(Data entries)

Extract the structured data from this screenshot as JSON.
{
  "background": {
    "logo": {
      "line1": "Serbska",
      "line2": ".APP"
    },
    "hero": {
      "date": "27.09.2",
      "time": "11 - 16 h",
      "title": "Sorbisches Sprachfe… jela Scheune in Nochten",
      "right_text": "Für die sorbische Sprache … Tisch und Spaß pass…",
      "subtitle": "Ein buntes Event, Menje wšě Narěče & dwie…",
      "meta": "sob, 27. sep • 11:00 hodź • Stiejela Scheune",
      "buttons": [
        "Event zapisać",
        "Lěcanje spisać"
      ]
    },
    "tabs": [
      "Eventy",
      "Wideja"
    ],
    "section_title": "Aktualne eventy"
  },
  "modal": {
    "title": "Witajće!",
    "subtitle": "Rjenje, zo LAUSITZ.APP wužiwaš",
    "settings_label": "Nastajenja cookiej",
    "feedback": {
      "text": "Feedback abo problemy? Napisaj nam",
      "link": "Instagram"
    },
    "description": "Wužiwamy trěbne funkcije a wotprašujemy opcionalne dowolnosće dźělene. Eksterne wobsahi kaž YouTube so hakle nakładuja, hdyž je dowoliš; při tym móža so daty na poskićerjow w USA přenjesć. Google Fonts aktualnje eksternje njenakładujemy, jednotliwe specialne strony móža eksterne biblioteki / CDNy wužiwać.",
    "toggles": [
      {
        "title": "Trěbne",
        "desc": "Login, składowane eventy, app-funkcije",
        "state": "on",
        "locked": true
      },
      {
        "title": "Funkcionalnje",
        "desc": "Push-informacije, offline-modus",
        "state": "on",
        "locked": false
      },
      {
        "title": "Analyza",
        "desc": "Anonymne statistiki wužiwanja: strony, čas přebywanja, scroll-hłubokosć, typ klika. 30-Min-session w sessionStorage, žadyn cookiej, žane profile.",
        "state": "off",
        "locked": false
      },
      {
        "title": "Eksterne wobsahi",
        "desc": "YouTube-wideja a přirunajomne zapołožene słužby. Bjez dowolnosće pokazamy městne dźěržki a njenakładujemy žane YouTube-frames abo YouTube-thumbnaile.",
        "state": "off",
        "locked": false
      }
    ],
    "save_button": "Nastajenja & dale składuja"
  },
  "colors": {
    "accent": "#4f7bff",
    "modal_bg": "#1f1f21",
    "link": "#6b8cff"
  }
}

Written problem
Only lines that contain the word "wobsahi" are wanted; copy each of them.

Result
    "description": "Wužiwamy trěbne funkcije a wotprašujemy opcionalne dowolnosće dźělene. Eksterne wobsahi kaž YouTube so hakle nakładuja, hdyž je dowoliš; při tym móža so daty na poskićerjow w USA přenjesć. Google Fonts aktualnje eksternje njenakładujemy, jednotliwe specialne strony móža eksterne biblioteki / CDNy wužiwać.",
        "title": "Eksterne wobsahi",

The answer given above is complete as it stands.